▶ EXERCISE INSTRUCTIONS: Output the material below unchanged, apart from leaving out the pictures.

# # # # # # #

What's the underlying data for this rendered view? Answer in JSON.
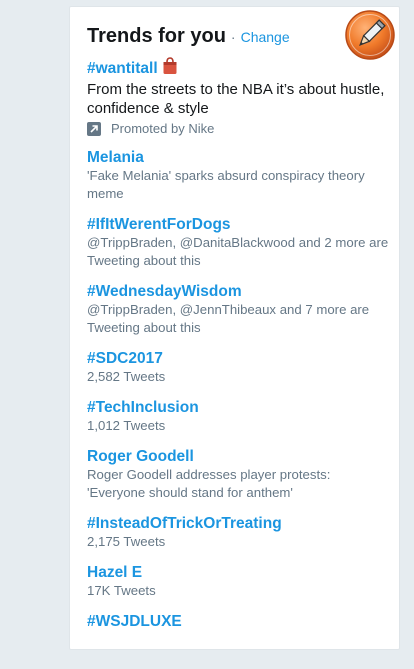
{
  "header": {
    "title": "Trends for you",
    "separator": "·",
    "change_label": "Change"
  },
  "trends": [
    {
      "name": "#wantitall",
      "description": "From the streets to the NBA it’s about hustle, confidence & style",
      "promoted_label": "Promoted by Nike"
    },
    {
      "name": "Melania",
      "description": "'Fake Melania' sparks absurd conspiracy theory meme"
    },
    {
      "name": "#IfItWerentForDogs",
      "description": "@TrippBraden, @DanitaBlackwood and 2 more are Tweeting about this"
    },
    {
      "name": "#WednesdayWisdom",
      "description": "@TrippBraden, @JennThibeaux and 7 more are Tweeting about this"
    },
    {
      "name": "#SDC2017",
      "description": "2,582 Tweets"
    },
    {
      "name": "#TechInclusion",
      "description": "1,012 Tweets"
    },
    {
      "name": "Roger Goodell",
      "description": "Roger Goodell addresses player protests: 'Everyone should stand for anthem'"
    },
    {
      "name": "#InsteadOfTrickOrTreating",
      "description": "2,175 Tweets"
    },
    {
      "name": "Hazel E",
      "description": "17K Tweets"
    },
    {
      "name": "#WSJDLUXE"
    }
  ],
  "colors": {
    "link": "#1b95e0",
    "text": "#14171a",
    "muted": "#657786",
    "background": "#e6ecf0",
    "pencil_orange": "#f07a2a"
  },
  "icons": [
    "promoted-arrow-icon",
    "shopping-bag-icon",
    "pencil-edit-icon"
  ]
}
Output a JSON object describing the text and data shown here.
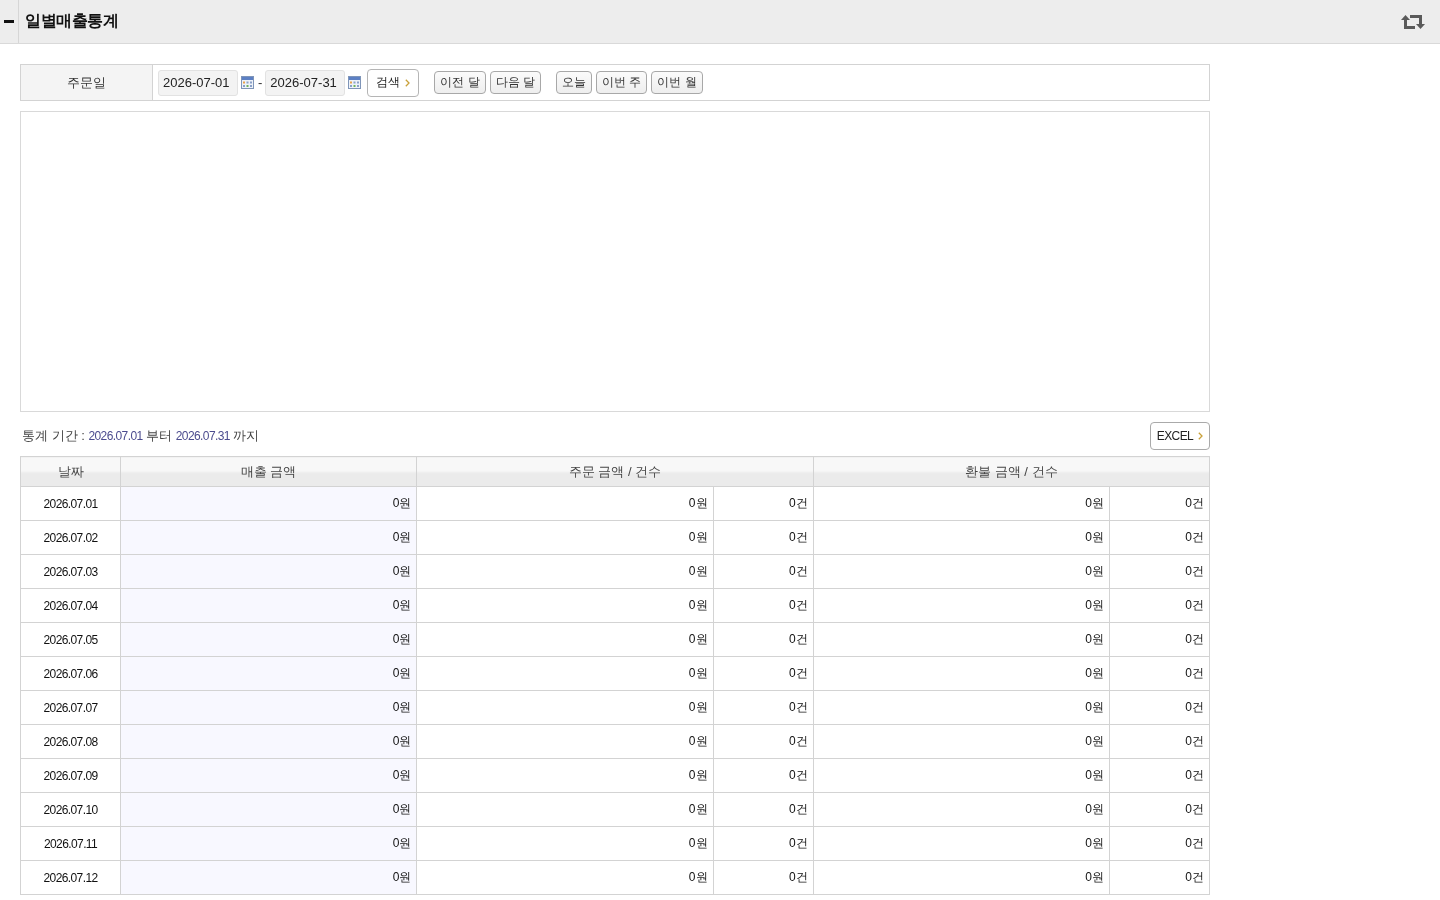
{
  "header": {
    "title": "일별매출통계",
    "expanded": true
  },
  "search": {
    "label": "주문일",
    "start_date": "2026-07-01",
    "separator": "-",
    "end_date": "2026-07-31",
    "search_button": "검색",
    "month_buttons": [
      "이전 달",
      "다음 달"
    ],
    "preset_buttons": [
      "오늘",
      "이번 주",
      "이번 월"
    ]
  },
  "stats_period": {
    "label": "통계 기간 :",
    "start": "2026.07.01",
    "from_word": "부터",
    "end": "2026.07.31",
    "until_word": "까지"
  },
  "excel_button": "EXCEL",
  "table": {
    "columns": [
      "날짜",
      "매출 금액",
      "주문 금액 / 건수",
      "환불 금액 / 건수"
    ],
    "rows": [
      {
        "date": "2026.07.01",
        "sales": "0원",
        "order_amount": "0원",
        "order_count": "0건",
        "refund_amount": "0원",
        "refund_count": "0건"
      },
      {
        "date": "2026.07.02",
        "sales": "0원",
        "order_amount": "0원",
        "order_count": "0건",
        "refund_amount": "0원",
        "refund_count": "0건"
      },
      {
        "date": "2026.07.03",
        "sales": "0원",
        "order_amount": "0원",
        "order_count": "0건",
        "refund_amount": "0원",
        "refund_count": "0건"
      },
      {
        "date": "2026.07.04",
        "sales": "0원",
        "order_amount": "0원",
        "order_count": "0건",
        "refund_amount": "0원",
        "refund_count": "0건"
      },
      {
        "date": "2026.07.05",
        "sales": "0원",
        "order_amount": "0원",
        "order_count": "0건",
        "refund_amount": "0원",
        "refund_count": "0건"
      },
      {
        "date": "2026.07.06",
        "sales": "0원",
        "order_amount": "0원",
        "order_count": "0건",
        "refund_amount": "0원",
        "refund_count": "0건"
      },
      {
        "date": "2026.07.07",
        "sales": "0원",
        "order_amount": "0원",
        "order_count": "0건",
        "refund_amount": "0원",
        "refund_count": "0건"
      },
      {
        "date": "2026.07.08",
        "sales": "0원",
        "order_amount": "0원",
        "order_count": "0건",
        "refund_amount": "0원",
        "refund_count": "0건"
      },
      {
        "date": "2026.07.09",
        "sales": "0원",
        "order_amount": "0원",
        "order_count": "0건",
        "refund_amount": "0원",
        "refund_count": "0건"
      },
      {
        "date": "2026.07.10",
        "sales": "0원",
        "order_amount": "0원",
        "order_count": "0건",
        "refund_amount": "0원",
        "refund_count": "0건"
      },
      {
        "date": "2026.07.11",
        "sales": "0원",
        "order_amount": "0원",
        "order_count": "0건",
        "refund_amount": "0원",
        "refund_count": "0건"
      },
      {
        "date": "2026.07.12",
        "sales": "0원",
        "order_amount": "0원",
        "order_count": "0건",
        "refund_amount": "0원",
        "refund_count": "0건"
      }
    ]
  }
}
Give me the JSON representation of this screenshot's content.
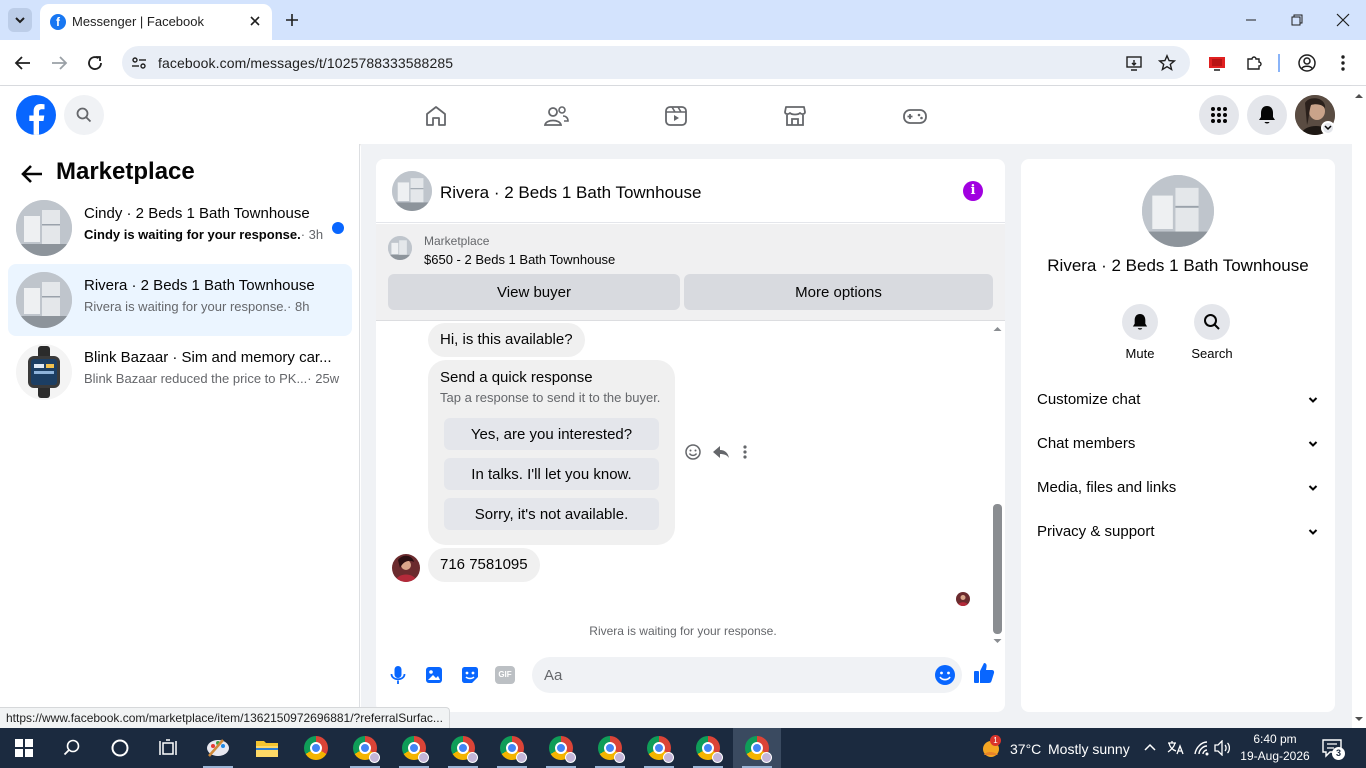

# # # # # # #

▶ ANSWER TO THIS EXERCISE:
What's the underlying data for this rendered view? Answer in JSON.
{
  "header": {
    "title": "Trends for you",
    "separator": "·",
    "change_label": "Change"
  },
  "trends": [
    {
      "name": "#wantitall",
      "description": "From the streets to the NBA it’s about hustle, confidence & style",
      "promoted_label": "Promoted by Nike"
    },
    {
      "name": "Melania",
      "description": "'Fake Melania' sparks absurd conspiracy theory meme"
    },
    {
      "name": "#IfItWerentForDogs",
      "description": "@TrippBraden, @DanitaBlackwood and 2 more are Tweeting about this"
    },
    {
      "name": "#WednesdayWisdom",
      "description": "@TrippBraden, @JennThibeaux and 7 more are Tweeting about this"
    },
    {
      "name": "#SDC2017",
      "description": "2,582 Tweets"
    },
    {
      "name": "#TechInclusion",
      "description": "1,012 Tweets"
    },
    {
      "name": "Roger Goodell",
      "description": "Roger Goodell addresses player protests: 'Everyone should stand for anthem'"
    },
    {
      "name": "#InsteadOfTrickOrTreating",
      "description": "2,175 Tweets"
    },
    {
      "name": "Hazel E",
      "description": "17K Tweets"
    },
    {
      "name": "#WSJDLUXE"
    }
  ],
  "colors": {
    "link": "#1b95e0",
    "text": "#14171a",
    "muted": "#657786",
    "background": "#e6ecf0",
    "pencil_orange": "#f07a2a"
  },
  "icons": [
    "promoted-arrow-icon",
    "shopping-bag-icon",
    "pencil-edit-icon"
  ]
}
Output a JSON object describing the text and data shown here.
{
  "header": {
    "title": "일별매출통계",
    "expanded": true
  },
  "search": {
    "label": "주문일",
    "start_date": "2026-07-01",
    "separator": "-",
    "end_date": "2026-07-31",
    "search_button": "검색",
    "month_buttons": [
      "이전 달",
      "다음 달"
    ],
    "preset_buttons": [
      "오늘",
      "이번 주",
      "이번 월"
    ]
  },
  "stats_period": {
    "label": "통계 기간 :",
    "start": "2026.07.01",
    "from_word": "부터",
    "end": "2026.07.31",
    "until_word": "까지"
  },
  "excel_button": "EXCEL",
  "table": {
    "columns": [
      "날짜",
      "매출 금액",
      "주문 금액 / 건수",
      "환불 금액 / 건수"
    ],
    "rows": [
      {
        "date": "2026.07.01",
        "sales": "0원",
        "order_amount": "0원",
        "order_count": "0건",
        "refund_amount": "0원",
        "refund_count": "0건"
      },
      {
        "date": "2026.07.02",
        "sales": "0원",
        "order_amount": "0원",
        "order_count": "0건",
        "refund_amount": "0원",
        "refund_count": "0건"
      },
      {
        "date": "2026.07.03",
        "sales": "0원",
        "order_amount": "0원",
        "order_count": "0건",
        "refund_amount": "0원",
        "refund_count": "0건"
      },
      {
        "date": "2026.07.04",
        "sales": "0원",
        "order_amount": "0원",
        "order_count": "0건",
        "refund_amount": "0원",
        "refund_count": "0건"
      },
      {
        "date": "2026.07.05",
        "sales": "0원",
        "order_amount": "0원",
        "order_count": "0건",
        "refund_amount": "0원",
        "refund_count": "0건"
      },
      {
        "date": "2026.07.06",
        "sales": "0원",
        "order_amount": "0원",
        "order_count": "0건",
        "refund_amount": "0원",
        "refund_count": "0건"
      },
      {
        "date": "2026.07.07",
        "sales": "0원",
        "order_amount": "0원",
        "order_count": "0건",
        "refund_amount": "0원",
        "refund_count": "0건"
      },
      {
        "date": "2026.07.08",
        "sales": "0원",
        "order_amount": "0원",
        "order_count": "0건",
        "refund_amount": "0원",
        "refund_count": "0건"
      },
      {
        "date": "2026.07.09",
        "sales": "0원",
        "order_amount": "0원",
        "order_count": "0건",
        "refund_amount": "0원",
        "refund_count": "0건"
      },
      {
        "date": "2026.07.10",
        "sales": "0원",
        "order_amount": "0원",
        "order_count": "0건",
        "refund_amount": "0원",
        "refund_count": "0건"
      },
      {
        "date": "2026.07.11",
        "sales": "0원",
        "order_amount": "0원",
        "order_count": "0건",
        "refund_amount": "0원",
        "refund_count": "0건"
      },
      {
        "date": "2026.07.12",
        "sales": "0원",
        "order_amount": "0원",
        "order_count": "0건",
        "refund_amount": "0원",
        "refund_count": "0건"
      }
    ]
  }
}
Give me the JSON representation of this screenshot's content.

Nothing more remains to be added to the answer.